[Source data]
■ ■ ■ ■ ■ ■ ■

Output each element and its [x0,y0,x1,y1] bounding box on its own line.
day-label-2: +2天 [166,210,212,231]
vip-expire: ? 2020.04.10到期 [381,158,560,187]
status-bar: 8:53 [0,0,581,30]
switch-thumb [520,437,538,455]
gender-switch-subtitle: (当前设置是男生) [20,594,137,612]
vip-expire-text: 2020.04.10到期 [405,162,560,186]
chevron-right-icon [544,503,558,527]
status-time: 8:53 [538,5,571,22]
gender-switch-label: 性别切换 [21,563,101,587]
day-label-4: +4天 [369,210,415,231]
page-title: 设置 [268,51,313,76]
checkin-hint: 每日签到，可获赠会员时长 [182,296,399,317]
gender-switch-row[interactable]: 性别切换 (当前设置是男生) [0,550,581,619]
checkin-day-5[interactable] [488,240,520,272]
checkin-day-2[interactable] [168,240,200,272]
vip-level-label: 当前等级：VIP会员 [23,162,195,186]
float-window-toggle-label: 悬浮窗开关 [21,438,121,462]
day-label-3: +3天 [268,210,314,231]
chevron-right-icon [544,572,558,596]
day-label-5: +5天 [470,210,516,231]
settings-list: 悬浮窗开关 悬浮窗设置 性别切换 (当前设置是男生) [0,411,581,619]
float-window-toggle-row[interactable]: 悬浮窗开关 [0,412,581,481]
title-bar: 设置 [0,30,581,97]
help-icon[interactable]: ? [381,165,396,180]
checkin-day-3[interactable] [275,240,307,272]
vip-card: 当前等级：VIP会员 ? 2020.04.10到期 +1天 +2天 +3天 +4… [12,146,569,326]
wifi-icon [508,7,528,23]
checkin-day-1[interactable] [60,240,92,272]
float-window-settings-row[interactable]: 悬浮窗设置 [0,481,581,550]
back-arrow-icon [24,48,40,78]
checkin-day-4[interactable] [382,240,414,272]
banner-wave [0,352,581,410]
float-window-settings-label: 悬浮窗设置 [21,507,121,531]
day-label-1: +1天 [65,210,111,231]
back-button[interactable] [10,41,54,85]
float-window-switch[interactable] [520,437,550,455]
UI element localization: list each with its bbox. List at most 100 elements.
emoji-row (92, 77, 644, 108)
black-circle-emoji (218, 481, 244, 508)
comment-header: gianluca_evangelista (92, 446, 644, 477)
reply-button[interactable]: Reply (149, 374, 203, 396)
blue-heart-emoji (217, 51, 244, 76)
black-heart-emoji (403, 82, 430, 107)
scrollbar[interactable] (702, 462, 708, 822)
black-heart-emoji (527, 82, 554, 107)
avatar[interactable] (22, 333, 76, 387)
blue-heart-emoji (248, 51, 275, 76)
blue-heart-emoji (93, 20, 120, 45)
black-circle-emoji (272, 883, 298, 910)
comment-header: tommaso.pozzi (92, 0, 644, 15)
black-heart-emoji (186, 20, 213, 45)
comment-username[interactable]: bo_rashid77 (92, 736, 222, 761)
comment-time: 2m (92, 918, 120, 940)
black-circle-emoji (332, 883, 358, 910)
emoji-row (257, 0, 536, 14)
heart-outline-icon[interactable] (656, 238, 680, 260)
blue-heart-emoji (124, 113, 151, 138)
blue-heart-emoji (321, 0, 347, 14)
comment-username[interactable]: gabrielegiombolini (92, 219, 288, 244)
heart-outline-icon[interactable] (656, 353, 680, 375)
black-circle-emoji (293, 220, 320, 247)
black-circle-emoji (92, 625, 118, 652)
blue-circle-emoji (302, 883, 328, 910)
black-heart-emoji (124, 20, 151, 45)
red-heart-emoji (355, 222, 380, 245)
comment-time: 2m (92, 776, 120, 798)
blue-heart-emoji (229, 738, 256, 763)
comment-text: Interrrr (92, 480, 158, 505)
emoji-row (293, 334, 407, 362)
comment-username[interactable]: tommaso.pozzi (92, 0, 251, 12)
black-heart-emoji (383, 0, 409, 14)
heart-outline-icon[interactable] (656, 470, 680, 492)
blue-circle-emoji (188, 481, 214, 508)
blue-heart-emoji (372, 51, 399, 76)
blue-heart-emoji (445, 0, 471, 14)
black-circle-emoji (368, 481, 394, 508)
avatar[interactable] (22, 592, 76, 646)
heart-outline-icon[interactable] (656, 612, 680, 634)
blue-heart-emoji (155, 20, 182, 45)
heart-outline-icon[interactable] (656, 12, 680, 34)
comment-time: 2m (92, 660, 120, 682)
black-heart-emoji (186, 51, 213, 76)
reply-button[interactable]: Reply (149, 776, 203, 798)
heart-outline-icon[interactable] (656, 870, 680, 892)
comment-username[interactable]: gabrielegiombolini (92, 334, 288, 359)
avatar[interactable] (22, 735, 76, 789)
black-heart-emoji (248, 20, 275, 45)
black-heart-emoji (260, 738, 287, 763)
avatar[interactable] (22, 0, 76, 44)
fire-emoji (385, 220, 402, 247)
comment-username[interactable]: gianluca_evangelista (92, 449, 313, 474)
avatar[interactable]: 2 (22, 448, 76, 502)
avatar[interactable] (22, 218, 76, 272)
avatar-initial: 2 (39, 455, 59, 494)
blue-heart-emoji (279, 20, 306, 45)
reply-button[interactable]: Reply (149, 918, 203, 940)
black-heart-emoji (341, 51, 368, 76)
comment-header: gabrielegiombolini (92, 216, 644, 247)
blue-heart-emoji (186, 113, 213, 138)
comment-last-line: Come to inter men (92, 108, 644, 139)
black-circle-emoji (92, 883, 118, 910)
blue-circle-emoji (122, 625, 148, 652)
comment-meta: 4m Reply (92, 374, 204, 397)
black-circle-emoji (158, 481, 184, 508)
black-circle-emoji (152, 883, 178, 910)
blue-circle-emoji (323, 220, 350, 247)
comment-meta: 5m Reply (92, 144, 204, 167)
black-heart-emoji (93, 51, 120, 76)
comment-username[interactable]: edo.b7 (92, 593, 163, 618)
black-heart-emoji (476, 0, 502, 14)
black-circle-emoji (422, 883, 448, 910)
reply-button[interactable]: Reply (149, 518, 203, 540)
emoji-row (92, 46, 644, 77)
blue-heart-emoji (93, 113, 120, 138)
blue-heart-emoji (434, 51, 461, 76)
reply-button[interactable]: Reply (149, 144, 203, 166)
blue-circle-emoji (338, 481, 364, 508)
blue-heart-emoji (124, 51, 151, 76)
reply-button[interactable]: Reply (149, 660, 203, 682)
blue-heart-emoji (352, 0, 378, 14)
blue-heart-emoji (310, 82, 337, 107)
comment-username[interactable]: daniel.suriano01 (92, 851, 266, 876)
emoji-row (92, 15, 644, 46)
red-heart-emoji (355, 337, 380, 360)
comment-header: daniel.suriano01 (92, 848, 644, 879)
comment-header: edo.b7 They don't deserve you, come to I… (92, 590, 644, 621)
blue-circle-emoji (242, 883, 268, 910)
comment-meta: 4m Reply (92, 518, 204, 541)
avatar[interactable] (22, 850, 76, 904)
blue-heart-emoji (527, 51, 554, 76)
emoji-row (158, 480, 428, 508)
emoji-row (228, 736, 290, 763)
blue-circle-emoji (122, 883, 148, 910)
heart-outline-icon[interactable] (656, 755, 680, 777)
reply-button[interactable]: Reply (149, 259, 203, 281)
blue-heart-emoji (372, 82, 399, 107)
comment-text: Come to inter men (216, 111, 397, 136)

■ ■ ■ ■ ■ ■ ■

- **Objective**:
Recast the entire listing above as a numbered list with one entry per line. Leave out any blank lines.

- **Completed exercise**:
1. Output each element and its [x0,y0,x1,y1] bounding box on its own line.
2. day-label-2: +2天 [166,210,212,231]
3. vip-expire: ? 2020.04.10到期 [381,158,560,187]
4. status-bar: 8:53 [0,0,581,30]
5. switch-thumb [520,437,538,455]
6. gender-switch-subtitle: (当前设置是男生) [20,594,137,612]
7. vip-expire-text: 2020.04.10到期 [405,162,560,186]
8. chevron-right-icon [544,503,558,527]
9. status-time: 8:53 [538,5,571,22]
10. gender-switch-label: 性别切换 [21,563,101,587]
11. day-label-4: +4天 [369,210,415,231]
12. page-title: 设置 [268,51,313,76]
13. checkin-hint: 每日签到，可获赠会员时长 [182,296,399,317]
14. gender-switch-row[interactable]: 性别切换 (当前设置是男生) [0,550,581,619]
15. checkin-day-5[interactable] [488,240,520,272]
16. checkin-day-2[interactable] [168,240,200,272]
17. vip-level-label: 当前等级：VIP会员 [23,162,195,186]
18. float-window-toggle-label: 悬浮窗开关 [21,438,121,462]
19. day-label-3: +3天 [268,210,314,231]
20. chevron-right-icon [544,572,558,596]
21. day-label-5: +5天 [470,210,516,231]
22. settings-list: 悬浮窗开关 悬浮窗设置 性别切换 (当前设置是男生) [0,411,581,619]
23. float-window-toggle-row[interactable]: 悬浮窗开关 [0,412,581,481]
24. title-bar: 设置 [0,30,581,97]
25. help-icon[interactable]: ? [381,165,396,180]
26. checkin-day-3[interactable] [275,240,307,272]
27. vip-card: 当前等级：VIP会员 ? 2020.04.10到期 +1天 +2天 +3天 +4… [12,146,569,326]
28. wifi-icon [508,7,528,23]
29. checkin-day-1[interactable] [60,240,92,272]
30. float-window-settings-row[interactable]: 悬浮窗设置 [0,481,581,550]
31. back-arrow-icon [24,48,40,78]
32. checkin-day-4[interactable] [382,240,414,272]
33. banner-wave [0,352,581,410]
34. float-window-settings-label: 悬浮窗设置 [21,507,121,531]
35. day-label-1: +1天 [65,210,111,231]
36. back-button[interactable] [10,41,54,85]
37. float-window-switch[interactable] [520,437,550,455]
38. UI element localization: list each with its bbox. List at most 100 elements.
39. emoji-row (92, 77, 644, 108)
40. black-circle-emoji (218, 481, 244, 508)
41. comment-header: gianluca_evangelista (92, 446, 644, 477)
42. reply-button[interactable]: Reply (149, 374, 203, 396)
43. blue-heart-emoji (217, 51, 244, 76)
44. black-heart-emoji (403, 82, 430, 107)
45. scrollbar[interactable] (702, 462, 708, 822)
46. black-heart-emoji (527, 82, 554, 107)
47. avatar[interactable] (22, 333, 76, 387)
48. blue-heart-emoji (248, 51, 275, 76)
49. blue-heart-emoji (93, 20, 120, 45)
50. black-circle-emoji (272, 883, 298, 910)
51. comment-header: tommaso.pozzi (92, 0, 644, 15)
52. black-heart-emoji (186, 20, 213, 45)
53. comment-username[interactable]: bo_rashid77 (92, 736, 222, 761)
54. comment-time: 2m (92, 918, 120, 940)
55. black-circle-emoji (332, 883, 358, 910)
56. emoji-row (257, 0, 536, 14)
57. heart-outline-icon[interactable] (656, 238, 680, 260)
58. blue-heart-emoji (124, 113, 151, 138)
59. blue-heart-emoji (321, 0, 347, 14)
60. comment-username[interactable]: gabrielegiombolini (92, 219, 288, 244)
61. heart-outline-icon[interactable] (656, 353, 680, 375)
62. black-circle-emoji (293, 220, 320, 247)
63. black-circle-emoji (92, 625, 118, 652)
64. blue-circle-emoji (302, 883, 328, 910)
65. black-heart-emoji (124, 20, 151, 45)
66. red-heart-emoji (355, 222, 380, 245)
67. comment-time: 2m (92, 776, 120, 798)
68. blue-heart-emoji (229, 738, 256, 763)
69. comment-text: Interrrr (92, 480, 158, 505)
70. emoji-row (293, 334, 407, 362)
71. comment-username[interactable]: tommaso.pozzi (92, 0, 251, 12)
72. black-heart-emoji (383, 0, 409, 14)
73. heart-outline-icon[interactable] (656, 470, 680, 492)
74. blue-circle-emoji (188, 481, 214, 508)
75. blue-heart-emoji (372, 51, 399, 76)
76. blue-heart-emoji (445, 0, 471, 14)
77. black-circle-emoji (368, 481, 394, 508)
78. avatar[interactable] (22, 592, 76, 646)
79. heart-outline-icon[interactable] (656, 612, 680, 634)
80. blue-heart-emoji (155, 20, 182, 45)
81. heart-outline-icon[interactable] (656, 12, 680, 34)
82. comment-time: 2m (92, 660, 120, 682)
83. black-heart-emoji (186, 51, 213, 76)
84. reply-button[interactable]: Reply (149, 776, 203, 798)
85. heart-outline-icon[interactable] (656, 870, 680, 892)
86. comment-username[interactable]: gabrielegiombolini (92, 334, 288, 359)
87. avatar[interactable] (22, 735, 76, 789)
88. black-heart-emoji (248, 20, 275, 45)
89. black-heart-emoji (260, 738, 287, 763)
90. avatar[interactable] (22, 0, 76, 44)
91. fire-emoji (385, 220, 402, 247)
92. comment-username[interactable]: gianluca_evangelista (92, 449, 313, 474)
93. avatar[interactable]: 2 (22, 448, 76, 502)
94. avatar[interactable] (22, 218, 76, 272)
95. avatar-initial: 2 (39, 455, 59, 494)
96. blue-heart-emoji (279, 20, 306, 45)
97. reply-button[interactable]: Reply (149, 918, 203, 940)
98. black-heart-emoji (341, 51, 368, 76)
99. comment-header: gabrielegiombolini (92, 216, 644, 247)
100. blue-heart-emoji (186, 113, 213, 138)
101. comment-last-line: Come to inter men (92, 108, 644, 139)
102. black-circle-emoji (92, 883, 118, 910)
103. blue-circle-emoji (122, 625, 148, 652)
104. comment-meta: 4m Reply (92, 374, 204, 397)
105. black-circle-emoji (158, 481, 184, 508)
106. black-circle-emoji (152, 883, 178, 910)
107. blue-circle-emoji (323, 220, 350, 247)
108. comment-meta: 5m Reply (92, 144, 204, 167)
109. black-heart-emoji (93, 51, 120, 76)
110. comment-username[interactable]: edo.b7 (92, 593, 163, 618)
111. black-heart-emoji (476, 0, 502, 14)
112. black-circle-emoji (422, 883, 448, 910)
113. reply-button[interactable]: Reply (149, 518, 203, 540)
114. emoji-row (92, 46, 644, 77)
115. blue-heart-emoji (93, 113, 120, 138)
116. blue-heart-emoji (434, 51, 461, 76)
117. reply-button[interactable]: Reply (149, 144, 203, 166)
118. blue-circle-emoji (338, 481, 364, 508)
119. blue-heart-emoji (124, 51, 151, 76)
120. reply-button[interactable]: Reply (149, 660, 203, 682)
121. blue-heart-emoji (352, 0, 378, 14)
122. blue-heart-emoji (310, 82, 337, 107)
123. comment-username[interactable]: daniel.suriano01 (92, 851, 266, 876)
124. emoji-row (92, 15, 644, 46)
125. red-heart-emoji (355, 337, 380, 360)
126. comment-header: daniel.suriano01 (92, 848, 644, 879)
127. comment-header: edo.b7 They don't deserve you, come to I… (92, 590, 644, 621)
128. blue-circle-emoji (242, 883, 268, 910)
129. comment-meta: 4m Reply (92, 518, 204, 541)
130. avatar[interactable] (22, 850, 76, 904)
131. blue-heart-emoji (527, 51, 554, 76)
132. emoji-row (158, 480, 428, 508)
133. emoji-row (228, 736, 290, 763)
134. blue-circle-emoji (122, 883, 148, 910)
135. heart-outline-icon[interactable] (656, 755, 680, 777)
136. reply-button[interactable]: Reply (149, 259, 203, 281)
137. blue-heart-emoji (372, 82, 399, 107)
138. comment-text: Come to inter men (216, 111, 397, 136)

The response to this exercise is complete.